Stated problem a:
Gather every line in the records below that contains the string "price", and copy each such line in full.
***** Page text
Ask HN: Is Bitcoin in a bubble? - Jackmc1047

The exponential shape of the price curve makes it appear that it is.<p>http:&#x2F;&#x2F;bitcoincharts.com&#x2F;charts&#x2F;mtgoxUSD#tgTzm1g10zm2g25zv
======
Houshalter
It _looks_ to me like a bubble. Much of the people investing in bitcoin are
doing so because of hype, or at least it looks that way. Also there is no real
way to short sell on bitcoins, so the market is entirely controlled by the
people who are into the hype. People who are skeptical don't have much affect
over the price.

However that doesn't mean bitcoins are in a bubble, for that the true value
would have to be lower than what it is. And I don't know how to even roughly
estimate bitcoin's true value. That is, what the price will turn out to be in
the long run, what the supply and demand will be. That depends on how big the
bitcoin economy will grow, and the hype, while irrational, might actually
bring enough people to it to make it work. Or it might just die as people get
disappointed or move onto the next thing.
**********
Stated problem b:
Reproduce the stretch of the Bitcoin bubble thread from "Ask HN: Is Bitcoin" through "over the price." word for word.
***** Data provided
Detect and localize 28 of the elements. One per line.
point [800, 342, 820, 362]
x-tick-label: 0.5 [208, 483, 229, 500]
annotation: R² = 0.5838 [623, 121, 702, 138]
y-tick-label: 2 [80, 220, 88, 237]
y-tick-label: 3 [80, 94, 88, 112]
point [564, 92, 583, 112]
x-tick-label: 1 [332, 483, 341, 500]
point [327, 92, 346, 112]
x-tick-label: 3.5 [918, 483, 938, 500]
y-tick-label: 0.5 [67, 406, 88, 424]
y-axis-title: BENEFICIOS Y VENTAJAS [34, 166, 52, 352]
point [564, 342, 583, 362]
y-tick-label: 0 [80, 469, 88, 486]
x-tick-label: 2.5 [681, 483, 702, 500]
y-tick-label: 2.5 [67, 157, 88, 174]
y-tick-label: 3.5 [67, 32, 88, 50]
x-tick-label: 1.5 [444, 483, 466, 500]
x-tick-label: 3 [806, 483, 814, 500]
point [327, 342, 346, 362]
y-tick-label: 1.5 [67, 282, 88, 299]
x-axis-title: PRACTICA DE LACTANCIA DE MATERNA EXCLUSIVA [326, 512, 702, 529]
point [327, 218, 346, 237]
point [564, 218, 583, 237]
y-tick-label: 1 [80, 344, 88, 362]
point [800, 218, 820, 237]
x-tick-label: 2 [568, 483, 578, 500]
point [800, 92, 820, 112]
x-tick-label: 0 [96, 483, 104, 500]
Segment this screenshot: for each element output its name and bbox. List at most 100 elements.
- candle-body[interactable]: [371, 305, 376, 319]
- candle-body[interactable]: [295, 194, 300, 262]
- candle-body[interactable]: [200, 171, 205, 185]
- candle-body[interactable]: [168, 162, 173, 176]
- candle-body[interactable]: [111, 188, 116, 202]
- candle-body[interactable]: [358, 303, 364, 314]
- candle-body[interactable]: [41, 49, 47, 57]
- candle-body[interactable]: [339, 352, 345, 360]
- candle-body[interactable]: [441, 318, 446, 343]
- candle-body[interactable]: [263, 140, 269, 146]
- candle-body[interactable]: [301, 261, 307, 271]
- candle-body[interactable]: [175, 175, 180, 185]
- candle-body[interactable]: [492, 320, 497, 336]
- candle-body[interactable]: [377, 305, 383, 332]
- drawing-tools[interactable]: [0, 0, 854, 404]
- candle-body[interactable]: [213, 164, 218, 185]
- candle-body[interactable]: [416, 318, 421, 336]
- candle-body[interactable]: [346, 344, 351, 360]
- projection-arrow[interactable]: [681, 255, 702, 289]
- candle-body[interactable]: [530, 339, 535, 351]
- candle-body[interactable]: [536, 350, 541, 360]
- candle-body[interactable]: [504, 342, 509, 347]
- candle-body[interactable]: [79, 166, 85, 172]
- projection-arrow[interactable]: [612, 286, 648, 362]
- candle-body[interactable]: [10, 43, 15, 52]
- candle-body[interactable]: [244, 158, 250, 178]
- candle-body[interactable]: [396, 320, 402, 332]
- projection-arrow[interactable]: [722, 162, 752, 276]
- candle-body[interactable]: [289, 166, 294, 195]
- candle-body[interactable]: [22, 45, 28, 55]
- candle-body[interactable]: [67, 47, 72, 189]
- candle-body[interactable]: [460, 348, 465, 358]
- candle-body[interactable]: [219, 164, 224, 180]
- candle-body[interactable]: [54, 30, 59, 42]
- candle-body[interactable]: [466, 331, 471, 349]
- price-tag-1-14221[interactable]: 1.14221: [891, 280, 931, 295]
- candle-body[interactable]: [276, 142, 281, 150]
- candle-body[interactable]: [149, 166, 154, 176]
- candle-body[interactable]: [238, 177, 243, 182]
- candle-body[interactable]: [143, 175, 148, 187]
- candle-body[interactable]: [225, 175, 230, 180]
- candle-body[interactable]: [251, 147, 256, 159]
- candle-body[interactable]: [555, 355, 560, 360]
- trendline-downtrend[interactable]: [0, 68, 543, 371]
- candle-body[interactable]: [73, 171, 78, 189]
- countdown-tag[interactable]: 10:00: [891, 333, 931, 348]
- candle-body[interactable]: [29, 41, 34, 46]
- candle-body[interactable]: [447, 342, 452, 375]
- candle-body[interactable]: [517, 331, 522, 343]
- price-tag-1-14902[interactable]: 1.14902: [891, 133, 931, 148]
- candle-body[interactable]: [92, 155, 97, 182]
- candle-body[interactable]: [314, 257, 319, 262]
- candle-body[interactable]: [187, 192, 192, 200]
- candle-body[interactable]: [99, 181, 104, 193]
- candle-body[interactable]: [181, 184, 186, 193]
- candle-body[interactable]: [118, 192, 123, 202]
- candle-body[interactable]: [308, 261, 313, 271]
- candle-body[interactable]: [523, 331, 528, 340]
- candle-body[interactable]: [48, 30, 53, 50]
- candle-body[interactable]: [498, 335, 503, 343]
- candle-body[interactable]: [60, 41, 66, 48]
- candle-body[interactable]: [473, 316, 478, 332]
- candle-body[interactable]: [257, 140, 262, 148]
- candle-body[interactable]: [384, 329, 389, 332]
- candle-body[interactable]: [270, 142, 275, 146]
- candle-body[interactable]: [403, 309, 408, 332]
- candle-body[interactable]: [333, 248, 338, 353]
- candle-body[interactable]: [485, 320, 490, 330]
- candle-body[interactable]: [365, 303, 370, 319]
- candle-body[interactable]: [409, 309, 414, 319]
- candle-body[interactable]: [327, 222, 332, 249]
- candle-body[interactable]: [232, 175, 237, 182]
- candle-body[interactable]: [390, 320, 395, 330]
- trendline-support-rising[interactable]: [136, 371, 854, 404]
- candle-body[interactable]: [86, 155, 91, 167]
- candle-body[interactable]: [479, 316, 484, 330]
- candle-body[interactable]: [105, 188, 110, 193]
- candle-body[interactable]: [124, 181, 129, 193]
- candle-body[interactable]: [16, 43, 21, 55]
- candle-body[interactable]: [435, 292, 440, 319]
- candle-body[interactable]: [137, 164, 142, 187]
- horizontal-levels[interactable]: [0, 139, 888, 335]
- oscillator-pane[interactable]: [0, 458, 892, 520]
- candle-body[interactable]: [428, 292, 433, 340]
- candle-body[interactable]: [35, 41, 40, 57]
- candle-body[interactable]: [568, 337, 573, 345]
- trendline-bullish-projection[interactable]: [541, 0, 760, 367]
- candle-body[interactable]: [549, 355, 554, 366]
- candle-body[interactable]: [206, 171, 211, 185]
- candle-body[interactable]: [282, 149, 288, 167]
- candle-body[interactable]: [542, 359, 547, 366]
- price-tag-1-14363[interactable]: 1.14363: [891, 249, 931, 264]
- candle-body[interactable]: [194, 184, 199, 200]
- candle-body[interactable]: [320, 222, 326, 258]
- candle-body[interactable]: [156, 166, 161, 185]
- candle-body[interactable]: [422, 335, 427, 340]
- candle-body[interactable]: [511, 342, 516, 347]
**********
Full response a:
- price-tag-1-14221[interactable]: 1.14221: [891, 280, 931, 295]
- price-tag-1-14902[interactable]: 1.14902: [891, 133, 931, 148]
- price-tag-1-14363[interactable]: 1.14363: [891, 249, 931, 264]

Full response b:
Ask HN: Is Bitcoin in a bubble? - Jackmc1047

The exponential shape of the price curve makes it appear that it is.<p>http:&#x2F;&#x2F;bitcoincharts.com&#x2F;charts&#x2F;mtgoxUSD#tgTzm1g10zm2g25zv
======
Houshalter
It _looks_ to me like a bubble. Much of the people investing in bitcoin are
doing so because of hype, or at least it looks that way. Also there is no real
way to short sell on bitcoins, so the market is entirely controlled by the
people who are into the hype. People who are skeptical don't have much affect
over the price.